• What this task involves: Copy the data word for word, keeping every line.

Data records
>> begin

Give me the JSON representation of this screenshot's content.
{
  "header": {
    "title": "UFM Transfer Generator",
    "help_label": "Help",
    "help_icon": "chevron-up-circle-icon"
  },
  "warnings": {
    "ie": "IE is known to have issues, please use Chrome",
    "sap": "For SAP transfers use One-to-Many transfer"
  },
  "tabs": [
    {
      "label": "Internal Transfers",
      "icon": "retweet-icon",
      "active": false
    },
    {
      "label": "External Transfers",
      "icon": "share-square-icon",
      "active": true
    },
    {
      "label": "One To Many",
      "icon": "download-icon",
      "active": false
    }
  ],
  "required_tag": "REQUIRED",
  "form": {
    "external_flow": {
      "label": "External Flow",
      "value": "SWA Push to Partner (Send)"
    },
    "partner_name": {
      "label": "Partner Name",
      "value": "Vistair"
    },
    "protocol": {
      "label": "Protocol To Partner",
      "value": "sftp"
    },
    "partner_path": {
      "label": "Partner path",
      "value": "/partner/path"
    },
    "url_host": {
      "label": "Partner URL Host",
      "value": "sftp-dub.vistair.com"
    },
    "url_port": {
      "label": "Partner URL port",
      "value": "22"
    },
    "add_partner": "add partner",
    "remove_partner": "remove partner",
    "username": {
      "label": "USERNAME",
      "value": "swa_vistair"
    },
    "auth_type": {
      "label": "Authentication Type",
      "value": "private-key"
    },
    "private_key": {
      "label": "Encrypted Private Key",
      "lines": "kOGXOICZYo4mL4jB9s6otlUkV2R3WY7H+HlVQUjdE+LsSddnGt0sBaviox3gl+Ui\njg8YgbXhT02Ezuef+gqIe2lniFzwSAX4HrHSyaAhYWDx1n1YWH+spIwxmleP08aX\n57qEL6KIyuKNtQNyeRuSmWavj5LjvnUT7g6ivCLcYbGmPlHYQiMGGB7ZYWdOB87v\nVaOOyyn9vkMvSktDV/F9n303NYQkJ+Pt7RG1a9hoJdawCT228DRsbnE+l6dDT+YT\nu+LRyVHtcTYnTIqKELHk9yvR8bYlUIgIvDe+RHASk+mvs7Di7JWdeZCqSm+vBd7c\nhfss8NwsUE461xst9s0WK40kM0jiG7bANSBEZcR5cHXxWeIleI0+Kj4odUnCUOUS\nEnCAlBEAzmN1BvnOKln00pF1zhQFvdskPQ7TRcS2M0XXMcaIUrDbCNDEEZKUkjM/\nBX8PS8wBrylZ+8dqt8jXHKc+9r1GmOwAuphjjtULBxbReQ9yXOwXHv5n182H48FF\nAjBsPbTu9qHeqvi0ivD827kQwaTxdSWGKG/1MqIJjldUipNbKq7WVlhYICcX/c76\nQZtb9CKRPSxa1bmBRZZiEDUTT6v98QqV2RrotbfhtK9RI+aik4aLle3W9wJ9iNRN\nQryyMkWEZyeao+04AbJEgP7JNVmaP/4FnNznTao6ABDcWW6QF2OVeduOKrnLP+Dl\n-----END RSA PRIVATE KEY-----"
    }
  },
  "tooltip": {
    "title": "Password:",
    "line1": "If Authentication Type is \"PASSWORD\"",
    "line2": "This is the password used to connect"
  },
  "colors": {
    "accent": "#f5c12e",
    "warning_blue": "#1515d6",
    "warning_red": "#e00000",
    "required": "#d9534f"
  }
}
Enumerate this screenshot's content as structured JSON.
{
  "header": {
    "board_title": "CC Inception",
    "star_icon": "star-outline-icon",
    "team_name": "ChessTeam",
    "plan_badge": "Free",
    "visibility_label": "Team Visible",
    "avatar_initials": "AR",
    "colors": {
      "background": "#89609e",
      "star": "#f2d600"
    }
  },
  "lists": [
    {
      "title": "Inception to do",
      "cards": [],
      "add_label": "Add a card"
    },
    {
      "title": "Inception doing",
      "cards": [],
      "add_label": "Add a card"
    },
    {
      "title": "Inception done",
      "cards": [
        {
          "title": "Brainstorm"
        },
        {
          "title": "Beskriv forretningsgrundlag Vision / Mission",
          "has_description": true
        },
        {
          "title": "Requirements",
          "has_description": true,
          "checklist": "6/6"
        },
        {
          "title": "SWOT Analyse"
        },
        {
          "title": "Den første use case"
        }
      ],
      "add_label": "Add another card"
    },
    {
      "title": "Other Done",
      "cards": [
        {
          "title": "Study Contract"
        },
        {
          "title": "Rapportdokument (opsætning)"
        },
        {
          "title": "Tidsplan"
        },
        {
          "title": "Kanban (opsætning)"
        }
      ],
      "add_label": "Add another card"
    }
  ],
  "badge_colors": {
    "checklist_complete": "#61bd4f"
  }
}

>> end

• Final result:
Give me the JSON representation of this screenshot's content.
{
  "header": {
    "title": "UFM Transfer Generator",
    "help_label": "Help",
    "help_icon": "chevron-up-circle-icon"
  },
  "warnings": {
    "ie": "IE is known to have issues, please use Chrome",
    "sap": "For SAP transfers use One-to-Many transfer"
  },
  "tabs": [
    {
      "label": "Internal Transfers",
      "icon": "retweet-icon",
      "active": false
    },
    {
      "label": "External Transfers",
      "icon": "share-square-icon",
      "active": true
    },
    {
      "label": "One To Many",
      "icon": "download-icon",
      "active": false
    }
  ],
  "required_tag": "REQUIRED",
  "form": {
    "external_flow": {
      "label": "External Flow",
      "value": "SWA Push to Partner (Send)"
    },
    "partner_name": {
      "label": "Partner Name",
      "value": "Vistair"
    },
    "protocol": {
      "label": "Protocol To Partner",
      "value": "sftp"
    },
    "partner_path": {
      "label": "Partner path",
      "value": "/partner/path"
    },
    "url_host": {
      "label": "Partner URL Host",
      "value": "sftp-dub.vistair.com"
    },
    "url_port": {
      "label": "Partner URL port",
      "value": "22"
    },
    "add_partner": "add partner",
    "remove_partner": "remove partner",
    "username": {
      "label": "USERNAME",
      "value": "swa_vistair"
    },
    "auth_type": {
      "label": "Authentication Type",
      "value": "private-key"
    },
    "private_key": {
      "label": "Encrypted Private Key",
      "lines": "kOGXOICZYo4mL4jB9s6otlUkV2R3WY7H+HlVQUjdE+LsSddnGt0sBaviox3gl+Ui\njg8YgbXhT02Ezuef+gqIe2lniFzwSAX4HrHSyaAhYWDx1n1YWH+spIwxmleP08aX\n57qEL6KIyuKNtQNyeRuSmWavj5LjvnUT7g6ivCLcYbGmPlHYQiMGGB7ZYWdOB87v\nVaOOyyn9vkMvSktDV/F9n303NYQkJ+Pt7RG1a9hoJdawCT228DRsbnE+l6dDT+YT\nu+LRyVHtcTYnTIqKELHk9yvR8bYlUIgIvDe+RHASk+mvs7Di7JWdeZCqSm+vBd7c\nhfss8NwsUE461xst9s0WK40kM0jiG7bANSBEZcR5cHXxWeIleI0+Kj4odUnCUOUS\nEnCAlBEAzmN1BvnOKln00pF1zhQFvdskPQ7TRcS2M0XXMcaIUrDbCNDEEZKUkjM/\nBX8PS8wBrylZ+8dqt8jXHKc+9r1GmOwAuphjjtULBxbReQ9yXOwXHv5n182H48FF\nAjBsPbTu9qHeqvi0ivD827kQwaTxdSWGKG/1MqIJjldUipNbKq7WVlhYICcX/c76\nQZtb9CKRPSxa1bmBRZZiEDUTT6v98QqV2RrotbfhtK9RI+aik4aLle3W9wJ9iNRN\nQryyMkWEZyeao+04AbJEgP7JNVmaP/4FnNznTao6ABDcWW6QF2OVeduOKrnLP+Dl\n-----END RSA PRIVATE KEY-----"
    }
  },
  "tooltip": {
    "title": "Password:",
    "line1": "If Authentication Type is \"PASSWORD\"",
    "line2": "This is the password used to connect"
  },
  "colors": {
    "accent": "#f5c12e",
    "warning_blue": "#1515d6",
    "warning_red": "#e00000",
    "required": "#d9534f"
  }
}
Enumerate this screenshot's content as structured JSON.
{
  "header": {
    "board_title": "CC Inception",
    "star_icon": "star-outline-icon",
    "team_name": "ChessTeam",
    "plan_badge": "Free",
    "visibility_label": "Team Visible",
    "avatar_initials": "AR",
    "colors": {
      "background": "#89609e",
      "star": "#f2d600"
    }
  },
  "lists": [
    {
      "title": "Inception to do",
      "cards": [],
      "add_label": "Add a card"
    },
    {
      "title": "Inception doing",
      "cards": [],
      "add_label": "Add a card"
    },
    {
      "title": "Inception done",
      "cards": [
        {
          "title": "Brainstorm"
        },
        {
          "title": "Beskriv forretningsgrundlag Vision / Mission",
          "has_description": true
        },
        {
          "title": "Requirements",
          "has_description": true,
          "checklist": "6/6"
        },
        {
          "title": "SWOT Analyse"
        },
        {
          "title": "Den første use case"
        }
      ],
      "add_label": "Add another card"
    },
    {
      "title": "Other Done",
      "cards": [
        {
          "title": "Study Contract"
        },
        {
          "title": "Rapportdokument (opsætning)"
        },
        {
          "title": "Tidsplan"
        },
        {
          "title": "Kanban (opsætning)"
        }
      ],
      "add_label": "Add another card"
    }
  ],
  "badge_colors": {
    "checklist_complete": "#61bd4f"
  }
}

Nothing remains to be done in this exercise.